Read the lines below and count those that have the word "순매수량". Respond with the number only.

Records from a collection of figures
● ● ● ● ● ● ●

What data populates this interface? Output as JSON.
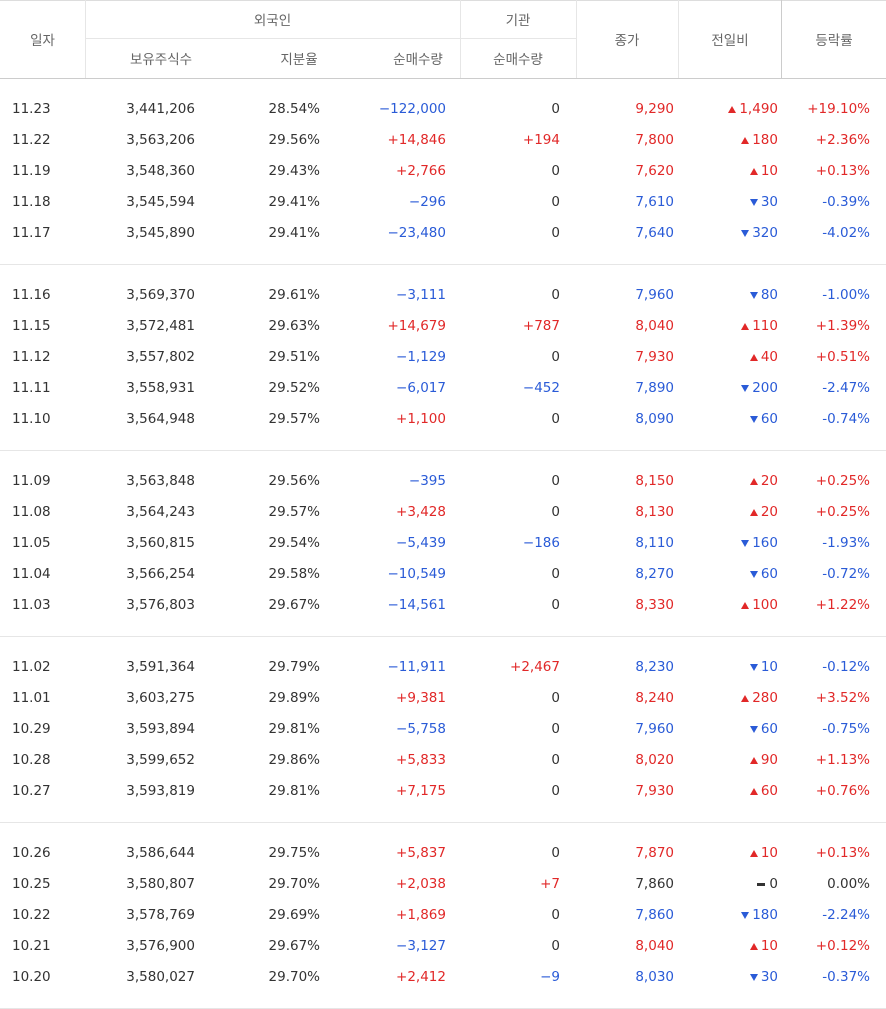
{
  "header": {
    "date": "일자",
    "foreign": "외국인",
    "institution": "기관",
    "close": "종가",
    "change": "전일비",
    "rate": "등락률",
    "foreign_holdings": "보유주식수",
    "foreign_ratio": "지분율",
    "foreign_net": "순매수량",
    "institution_net": "순매수량"
  },
  "table": {
    "groups": [
      [
        [
          "11.23",
          "3,441,206",
          "28.54%",
          "−122,000",
          "0",
          "9,290",
          "1,490",
          "+19.10%"
        ],
        [
          "11.22",
          "3,563,206",
          "29.56%",
          "+14,846",
          "+194",
          "7,800",
          "180",
          "+2.36%"
        ],
        [
          "11.19",
          "3,548,360",
          "29.43%",
          "+2,766",
          "0",
          "7,620",
          "10",
          "+0.13%"
        ],
        [
          "11.18",
          "3,545,594",
          "29.41%",
          "−296",
          "0",
          "7,610",
          "30",
          "-0.39%"
        ],
        [
          "11.17",
          "3,545,890",
          "29.41%",
          "−23,480",
          "0",
          "7,640",
          "320",
          "-4.02%"
        ]
      ],
      [
        [
          "11.16",
          "3,569,370",
          "29.61%",
          "−3,111",
          "0",
          "7,960",
          "80",
          "-1.00%"
        ],
        [
          "11.15",
          "3,572,481",
          "29.63%",
          "+14,679",
          "+787",
          "8,040",
          "110",
          "+1.39%"
        ],
        [
          "11.12",
          "3,557,802",
          "29.51%",
          "−1,129",
          "0",
          "7,930",
          "40",
          "+0.51%"
        ],
        [
          "11.11",
          "3,558,931",
          "29.52%",
          "−6,017",
          "−452",
          "7,890",
          "200",
          "-2.47%"
        ],
        [
          "11.10",
          "3,564,948",
          "29.57%",
          "+1,100",
          "0",
          "8,090",
          "60",
          "-0.74%"
        ]
      ],
      [
        [
          "11.09",
          "3,563,848",
          "29.56%",
          "−395",
          "0",
          "8,150",
          "20",
          "+0.25%"
        ],
        [
          "11.08",
          "3,564,243",
          "29.57%",
          "+3,428",
          "0",
          "8,130",
          "20",
          "+0.25%"
        ],
        [
          "11.05",
          "3,560,815",
          "29.54%",
          "−5,439",
          "−186",
          "8,110",
          "160",
          "-1.93%"
        ],
        [
          "11.04",
          "3,566,254",
          "29.58%",
          "−10,549",
          "0",
          "8,270",
          "60",
          "-0.72%"
        ],
        [
          "11.03",
          "3,576,803",
          "29.67%",
          "−14,561",
          "0",
          "8,330",
          "100",
          "+1.22%"
        ]
      ],
      [
        [
          "11.02",
          "3,591,364",
          "29.79%",
          "−11,911",
          "+2,467",
          "8,230",
          "10",
          "-0.12%"
        ],
        [
          "11.01",
          "3,603,275",
          "29.89%",
          "+9,381",
          "0",
          "8,240",
          "280",
          "+3.52%"
        ],
        [
          "10.29",
          "3,593,894",
          "29.81%",
          "−5,758",
          "0",
          "7,960",
          "60",
          "-0.75%"
        ],
        [
          "10.28",
          "3,599,652",
          "29.86%",
          "+5,833",
          "0",
          "8,020",
          "90",
          "+1.13%"
        ],
        [
          "10.27",
          "3,593,819",
          "29.81%",
          "+7,175",
          "0",
          "7,930",
          "60",
          "+0.76%"
        ]
      ],
      [
        [
          "10.26",
          "3,586,644",
          "29.75%",
          "+5,837",
          "0",
          "7,870",
          "10",
          "+0.13%"
        ],
        [
          "10.25",
          "3,580,807",
          "29.70%",
          "+2,038",
          "+7",
          "7,860",
          "0",
          "0.00%"
        ],
        [
          "10.22",
          "3,578,769",
          "29.69%",
          "+1,869",
          "0",
          "7,860",
          "180",
          "-2.24%"
        ],
        [
          "10.21",
          "3,576,900",
          "29.67%",
          "−3,127",
          "0",
          "8,040",
          "10",
          "+0.12%"
        ],
        [
          "10.20",
          "3,580,027",
          "29.70%",
          "+2,412",
          "−9",
          "8,030",
          "30",
          "-0.37%"
        ]
      ]
    ]
  }
}
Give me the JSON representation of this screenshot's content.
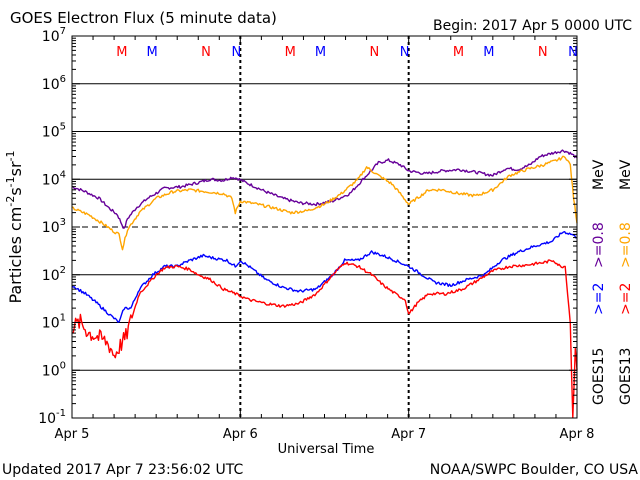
{
  "header": {
    "title": "GOES Electron Flux (5 minute data)",
    "begin": "Begin: 2017 Apr 5 0000 UTC"
  },
  "footer": {
    "updated": "Updated 2017 Apr  7 23:56:02 UTC",
    "credit": "NOAA/SWPC Boulder, CO USA"
  },
  "colors": {
    "red": "#ff0000",
    "blue": "#0000ff",
    "orange": "#ffa500",
    "purple": "#660099"
  },
  "chart_data": {
    "type": "line",
    "title": "GOES Electron Flux (5 minute data)",
    "xlabel": "Universal Time",
    "ylabel": "Particles cm^-2 s^-1 sr^-1",
    "yscale": "log",
    "xlim_days": [
      0,
      3
    ],
    "ylim": [
      0.1,
      10000000
    ],
    "x_ticks": [
      {
        "day": 0,
        "label": "Apr 5"
      },
      {
        "day": 1,
        "label": "Apr 6"
      },
      {
        "day": 2,
        "label": "Apr 7"
      },
      {
        "day": 3,
        "label": "Apr 8"
      }
    ],
    "y_ticks": [
      {
        "exp": -1,
        "base": "10",
        "sup": "-1"
      },
      {
        "exp": 0,
        "base": "10",
        "sup": "0"
      },
      {
        "exp": 1,
        "base": "10",
        "sup": "1"
      },
      {
        "exp": 2,
        "base": "10",
        "sup": "2"
      },
      {
        "exp": 3,
        "base": "10",
        "sup": "3"
      },
      {
        "exp": 4,
        "base": "10",
        "sup": "4"
      },
      {
        "exp": 5,
        "base": "10",
        "sup": "5"
      },
      {
        "exp": 6,
        "base": "10",
        "sup": "6"
      },
      {
        "exp": 7,
        "base": "10",
        "sup": "7"
      }
    ],
    "threshold_line": {
      "value": 1000,
      "style": "dashed"
    },
    "markers": [
      {
        "day": 0.32,
        "label": "M",
        "color": "#ff0000"
      },
      {
        "day": 0.5,
        "label": "M",
        "color": "#0000ff"
      },
      {
        "day": 0.82,
        "label": "N",
        "color": "#ff0000"
      },
      {
        "day": 1.0,
        "label": "N",
        "color": "#0000ff"
      },
      {
        "day": 1.32,
        "label": "M",
        "color": "#ff0000"
      },
      {
        "day": 1.5,
        "label": "M",
        "color": "#0000ff"
      },
      {
        "day": 1.82,
        "label": "N",
        "color": "#ff0000"
      },
      {
        "day": 2.0,
        "label": "N",
        "color": "#0000ff"
      },
      {
        "day": 2.32,
        "label": "M",
        "color": "#ff0000"
      },
      {
        "day": 2.5,
        "label": "M",
        "color": "#0000ff"
      },
      {
        "day": 2.82,
        "label": "N",
        "color": "#ff0000"
      },
      {
        "day": 3.0,
        "label": "N",
        "color": "#0000ff"
      }
    ],
    "right_labels": {
      "goes15": "GOES15",
      "goes13": "GOES13",
      "ge2_blue": ">=2",
      "ge08_purple": ">=0.8",
      "ge2_red": ">=2",
      "ge08_orange": ">=0.8",
      "mev_top": "MeV",
      "mev_bottom": "MeV"
    },
    "series": [
      {
        "key": "goes15_ge08",
        "color": "#660099",
        "points": [
          [
            0.0,
            7000
          ],
          [
            0.08,
            5500
          ],
          [
            0.16,
            4000
          ],
          [
            0.22,
            2500
          ],
          [
            0.27,
            1800
          ],
          [
            0.31,
            900
          ],
          [
            0.33,
            1500
          ],
          [
            0.38,
            2500
          ],
          [
            0.45,
            4000
          ],
          [
            0.55,
            6500
          ],
          [
            0.65,
            7000
          ],
          [
            0.75,
            8500
          ],
          [
            0.82,
            10000
          ],
          [
            0.9,
            9500
          ],
          [
            0.95,
            11000
          ],
          [
            0.98,
            10500
          ],
          [
            1.05,
            8000
          ],
          [
            1.15,
            5500
          ],
          [
            1.25,
            4000
          ],
          [
            1.35,
            3200
          ],
          [
            1.45,
            3000
          ],
          [
            1.55,
            3500
          ],
          [
            1.65,
            5000
          ],
          [
            1.75,
            12000
          ],
          [
            1.82,
            22000
          ],
          [
            1.88,
            25000
          ],
          [
            1.95,
            20000
          ],
          [
            2.0,
            15000
          ],
          [
            2.1,
            13000
          ],
          [
            2.2,
            15000
          ],
          [
            2.3,
            16000
          ],
          [
            2.4,
            14000
          ],
          [
            2.5,
            12000
          ],
          [
            2.58,
            17000
          ],
          [
            2.65,
            16000
          ],
          [
            2.72,
            20000
          ],
          [
            2.78,
            30000
          ],
          [
            2.85,
            35000
          ],
          [
            2.92,
            40000
          ],
          [
            2.96,
            35000
          ],
          [
            3.0,
            28000
          ]
        ]
      },
      {
        "key": "goes13_ge08",
        "color": "#ffa500",
        "points": [
          [
            0.0,
            2500
          ],
          [
            0.1,
            1800
          ],
          [
            0.18,
            1200
          ],
          [
            0.25,
            800
          ],
          [
            0.28,
            700
          ],
          [
            0.3,
            350
          ],
          [
            0.33,
            900
          ],
          [
            0.4,
            2000
          ],
          [
            0.5,
            4000
          ],
          [
            0.6,
            5500
          ],
          [
            0.7,
            6000
          ],
          [
            0.8,
            5500
          ],
          [
            0.9,
            5000
          ],
          [
            0.95,
            4000
          ],
          [
            0.97,
            2000
          ],
          [
            1.0,
            3500
          ],
          [
            1.1,
            3000
          ],
          [
            1.2,
            2500
          ],
          [
            1.3,
            2000
          ],
          [
            1.4,
            2200
          ],
          [
            1.5,
            3000
          ],
          [
            1.6,
            5000
          ],
          [
            1.7,
            10000
          ],
          [
            1.75,
            18000
          ],
          [
            1.82,
            12000
          ],
          [
            1.9,
            8000
          ],
          [
            1.95,
            5000
          ],
          [
            2.0,
            3000
          ],
          [
            2.05,
            4000
          ],
          [
            2.12,
            6000
          ],
          [
            2.2,
            6000
          ],
          [
            2.3,
            5000
          ],
          [
            2.4,
            4500
          ],
          [
            2.5,
            6000
          ],
          [
            2.6,
            12000
          ],
          [
            2.7,
            16000
          ],
          [
            2.8,
            20000
          ],
          [
            2.88,
            25000
          ],
          [
            2.93,
            30000
          ],
          [
            2.96,
            20000
          ],
          [
            2.98,
            4000
          ],
          [
            3.0,
            1200
          ]
        ]
      },
      {
        "key": "goes15_ge2",
        "color": "#0000ff",
        "points": [
          [
            0.0,
            60
          ],
          [
            0.08,
            40
          ],
          [
            0.15,
            25
          ],
          [
            0.22,
            15
          ],
          [
            0.28,
            10
          ],
          [
            0.31,
            20
          ],
          [
            0.35,
            20
          ],
          [
            0.4,
            50
          ],
          [
            0.48,
            100
          ],
          [
            0.55,
            150
          ],
          [
            0.62,
            150
          ],
          [
            0.7,
            200
          ],
          [
            0.78,
            250
          ],
          [
            0.85,
            220
          ],
          [
            0.92,
            200
          ],
          [
            0.97,
            150
          ],
          [
            1.0,
            200
          ],
          [
            1.05,
            150
          ],
          [
            1.15,
            80
          ],
          [
            1.25,
            55
          ],
          [
            1.35,
            45
          ],
          [
            1.45,
            50
          ],
          [
            1.55,
            100
          ],
          [
            1.62,
            200
          ],
          [
            1.7,
            200
          ],
          [
            1.78,
            300
          ],
          [
            1.85,
            250
          ],
          [
            1.92,
            200
          ],
          [
            2.0,
            150
          ],
          [
            2.08,
            100
          ],
          [
            2.15,
            70
          ],
          [
            2.25,
            60
          ],
          [
            2.35,
            80
          ],
          [
            2.45,
            100
          ],
          [
            2.55,
            200
          ],
          [
            2.65,
            300
          ],
          [
            2.75,
            400
          ],
          [
            2.85,
            500
          ],
          [
            2.92,
            800
          ],
          [
            2.97,
            700
          ],
          [
            3.0,
            600
          ]
        ]
      },
      {
        "key": "goes13_ge2",
        "color": "#ff0000",
        "points": [
          [
            0.0,
            8
          ],
          [
            0.05,
            10
          ],
          [
            0.1,
            6
          ],
          [
            0.15,
            5
          ],
          [
            0.2,
            4
          ],
          [
            0.23,
            3
          ],
          [
            0.25,
            2
          ],
          [
            0.28,
            3
          ],
          [
            0.32,
            5
          ],
          [
            0.4,
            40
          ],
          [
            0.5,
            100
          ],
          [
            0.55,
            140
          ],
          [
            0.62,
            150
          ],
          [
            0.7,
            130
          ],
          [
            0.75,
            100
          ],
          [
            0.82,
            80
          ],
          [
            0.9,
            50
          ],
          [
            0.97,
            40
          ],
          [
            1.05,
            30
          ],
          [
            1.15,
            25
          ],
          [
            1.25,
            22
          ],
          [
            1.35,
            25
          ],
          [
            1.45,
            40
          ],
          [
            1.55,
            100
          ],
          [
            1.62,
            180
          ],
          [
            1.7,
            150
          ],
          [
            1.78,
            100
          ],
          [
            1.85,
            60
          ],
          [
            1.92,
            40
          ],
          [
            1.98,
            30
          ],
          [
            2.0,
            15
          ],
          [
            2.05,
            25
          ],
          [
            2.12,
            40
          ],
          [
            2.22,
            40
          ],
          [
            2.32,
            50
          ],
          [
            2.42,
            80
          ],
          [
            2.5,
            120
          ],
          [
            2.6,
            150
          ],
          [
            2.7,
            160
          ],
          [
            2.8,
            180
          ],
          [
            2.86,
            200
          ],
          [
            2.9,
            150
          ],
          [
            2.93,
            150
          ],
          [
            2.96,
            10
          ],
          [
            2.975,
            0.1
          ],
          [
            2.99,
            3
          ],
          [
            3.0,
            1
          ]
        ]
      }
    ]
  }
}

● ● ● ● ● ● ●

## Answer below
2